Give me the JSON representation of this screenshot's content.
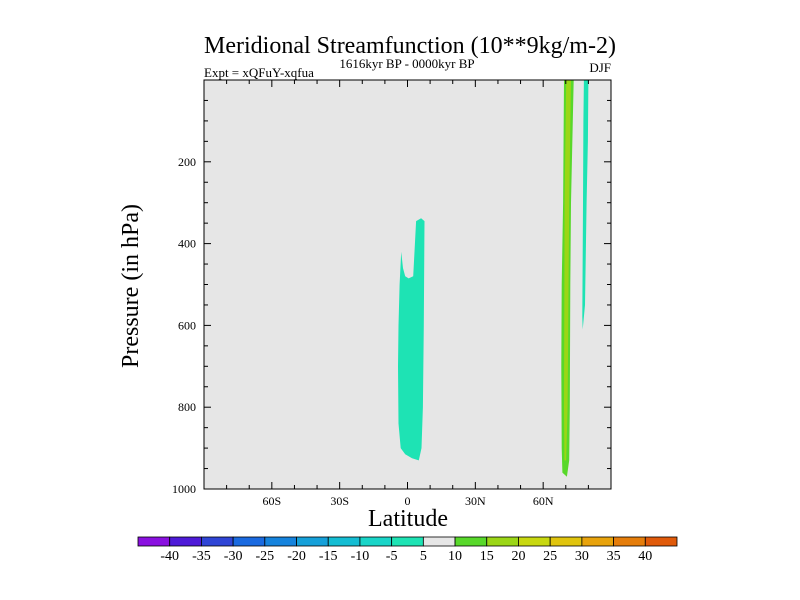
{
  "chart_data": {
    "type": "contour",
    "title": "Meridional Streamfunction (10**9kg/m-2)",
    "experiment": "Expt = xQFuY-xqfua",
    "period": "1616kyr BP - 0000kyr BP",
    "season": "DJF",
    "xlabel": "Latitude",
    "ylabel": "Pressure (in hPa)",
    "xlim": [
      -90,
      90
    ],
    "ylim": [
      0,
      1000
    ],
    "y_inverted": true,
    "x_ticks": [
      {
        "value": -60,
        "label": "60S"
      },
      {
        "value": -30,
        "label": "30S"
      },
      {
        "value": 0,
        "label": "0"
      },
      {
        "value": 30,
        "label": "30N"
      },
      {
        "value": 60,
        "label": "60N"
      }
    ],
    "y_ticks": [
      {
        "value": 200,
        "label": "200"
      },
      {
        "value": 400,
        "label": "400"
      },
      {
        "value": 600,
        "label": "600"
      },
      {
        "value": 800,
        "label": "800"
      },
      {
        "value": 1000,
        "label": "1000"
      }
    ],
    "background_level": "-5 to 5",
    "background_color": "#e6e6e6",
    "contour_regions": [
      {
        "level": "-10 to -5",
        "color": "#1ee3b4",
        "polygon": [
          [
            -3.5,
            500
          ],
          [
            -2.8,
            420
          ],
          [
            -2,
            460
          ],
          [
            -1,
            480
          ],
          [
            0.5,
            485
          ],
          [
            2.5,
            480
          ],
          [
            3.8,
            345
          ],
          [
            6,
            338
          ],
          [
            7.5,
            345
          ],
          [
            7.2,
            600
          ],
          [
            6.8,
            800
          ],
          [
            6.2,
            900
          ],
          [
            5,
            930
          ],
          [
            2,
            925
          ],
          [
            -1,
            915
          ],
          [
            -3,
            900
          ],
          [
            -4,
            840
          ],
          [
            -4.2,
            700
          ],
          [
            -4,
            600
          ]
        ]
      },
      {
        "level": "5 to 10",
        "color": "#58d82a",
        "polygon": [
          [
            69.2,
            0
          ],
          [
            73.5,
            0
          ],
          [
            72.3,
            300
          ],
          [
            72,
            500
          ],
          [
            71.8,
            800
          ],
          [
            71.5,
            930
          ],
          [
            70.5,
            970
          ],
          [
            68.5,
            960
          ],
          [
            68.2,
            900
          ],
          [
            68,
            700
          ],
          [
            68.2,
            500
          ],
          [
            68.8,
            300
          ]
        ]
      },
      {
        "level": "10 to 15",
        "color": "#9bd616",
        "polygon": [
          [
            70.2,
            0
          ],
          [
            72.3,
            0
          ],
          [
            71.5,
            300
          ],
          [
            70.8,
            800
          ],
          [
            70.2,
            930
          ],
          [
            69.4,
            930
          ],
          [
            69.2,
            800
          ],
          [
            69.5,
            300
          ]
        ]
      },
      {
        "level": "-10 to -5",
        "color": "#1ee3b4",
        "polygon": [
          [
            78,
            0
          ],
          [
            80,
            0
          ],
          [
            79.8,
            150
          ],
          [
            79.2,
            300
          ],
          [
            78.5,
            550
          ],
          [
            77.5,
            610
          ],
          [
            77.3,
            580
          ],
          [
            77.6,
            300
          ],
          [
            77.8,
            100
          ]
        ]
      }
    ],
    "colorbar": {
      "labels": [
        "-40",
        "-35",
        "-30",
        "-25",
        "-20",
        "-15",
        "-10",
        "-5",
        "5",
        "10",
        "15",
        "20",
        "25",
        "30",
        "35",
        "40"
      ],
      "colors": [
        "#8a10e0",
        "#4e1ad8",
        "#2f45d6",
        "#1a6ae0",
        "#1583dd",
        "#15a0d9",
        "#14bdd3",
        "#19d5c8",
        "#1ee3b4",
        "#e6e6e6",
        "#58d82a",
        "#9bd616",
        "#c8d810",
        "#e0c40d",
        "#e8a30c",
        "#e57d0b",
        "#e05a0a"
      ]
    }
  }
}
· · · · · · ·
Given problem →
Repeat the records above verbatim, with no pictures in the result.

Solution →
Give me the JSON representation of this screenshot's content.
{
  "chart_data": {
    "type": "contour",
    "title": "Meridional Streamfunction (10**9kg/m-2)",
    "experiment": "Expt = xQFuY-xqfua",
    "period": "1616kyr BP - 0000kyr BP",
    "season": "DJF",
    "xlabel": "Latitude",
    "ylabel": "Pressure (in hPa)",
    "xlim": [
      -90,
      90
    ],
    "ylim": [
      0,
      1000
    ],
    "y_inverted": true,
    "x_ticks": [
      {
        "value": -60,
        "label": "60S"
      },
      {
        "value": -30,
        "label": "30S"
      },
      {
        "value": 0,
        "label": "0"
      },
      {
        "value": 30,
        "label": "30N"
      },
      {
        "value": 60,
        "label": "60N"
      }
    ],
    "y_ticks": [
      {
        "value": 200,
        "label": "200"
      },
      {
        "value": 400,
        "label": "400"
      },
      {
        "value": 600,
        "label": "600"
      },
      {
        "value": 800,
        "label": "800"
      },
      {
        "value": 1000,
        "label": "1000"
      }
    ],
    "background_level": "-5 to 5",
    "background_color": "#e6e6e6",
    "contour_regions": [
      {
        "level": "-10 to -5",
        "color": "#1ee3b4",
        "polygon": [
          [
            -3.5,
            500
          ],
          [
            -2.8,
            420
          ],
          [
            -2,
            460
          ],
          [
            -1,
            480
          ],
          [
            0.5,
            485
          ],
          [
            2.5,
            480
          ],
          [
            3.8,
            345
          ],
          [
            6,
            338
          ],
          [
            7.5,
            345
          ],
          [
            7.2,
            600
          ],
          [
            6.8,
            800
          ],
          [
            6.2,
            900
          ],
          [
            5,
            930
          ],
          [
            2,
            925
          ],
          [
            -1,
            915
          ],
          [
            -3,
            900
          ],
          [
            -4,
            840
          ],
          [
            -4.2,
            700
          ],
          [
            -4,
            600
          ]
        ]
      },
      {
        "level": "5 to 10",
        "color": "#58d82a",
        "polygon": [
          [
            69.2,
            0
          ],
          [
            73.5,
            0
          ],
          [
            72.3,
            300
          ],
          [
            72,
            500
          ],
          [
            71.8,
            800
          ],
          [
            71.5,
            930
          ],
          [
            70.5,
            970
          ],
          [
            68.5,
            960
          ],
          [
            68.2,
            900
          ],
          [
            68,
            700
          ],
          [
            68.2,
            500
          ],
          [
            68.8,
            300
          ]
        ]
      },
      {
        "level": "10 to 15",
        "color": "#9bd616",
        "polygon": [
          [
            70.2,
            0
          ],
          [
            72.3,
            0
          ],
          [
            71.5,
            300
          ],
          [
            70.8,
            800
          ],
          [
            70.2,
            930
          ],
          [
            69.4,
            930
          ],
          [
            69.2,
            800
          ],
          [
            69.5,
            300
          ]
        ]
      },
      {
        "level": "-10 to -5",
        "color": "#1ee3b4",
        "polygon": [
          [
            78,
            0
          ],
          [
            80,
            0
          ],
          [
            79.8,
            150
          ],
          [
            79.2,
            300
          ],
          [
            78.5,
            550
          ],
          [
            77.5,
            610
          ],
          [
            77.3,
            580
          ],
          [
            77.6,
            300
          ],
          [
            77.8,
            100
          ]
        ]
      }
    ],
    "colorbar": {
      "labels": [
        "-40",
        "-35",
        "-30",
        "-25",
        "-20",
        "-15",
        "-10",
        "-5",
        "5",
        "10",
        "15",
        "20",
        "25",
        "30",
        "35",
        "40"
      ],
      "colors": [
        "#8a10e0",
        "#4e1ad8",
        "#2f45d6",
        "#1a6ae0",
        "#1583dd",
        "#15a0d9",
        "#14bdd3",
        "#19d5c8",
        "#1ee3b4",
        "#e6e6e6",
        "#58d82a",
        "#9bd616",
        "#c8d810",
        "#e0c40d",
        "#e8a30c",
        "#e57d0b",
        "#e05a0a"
      ]
    }
  }
}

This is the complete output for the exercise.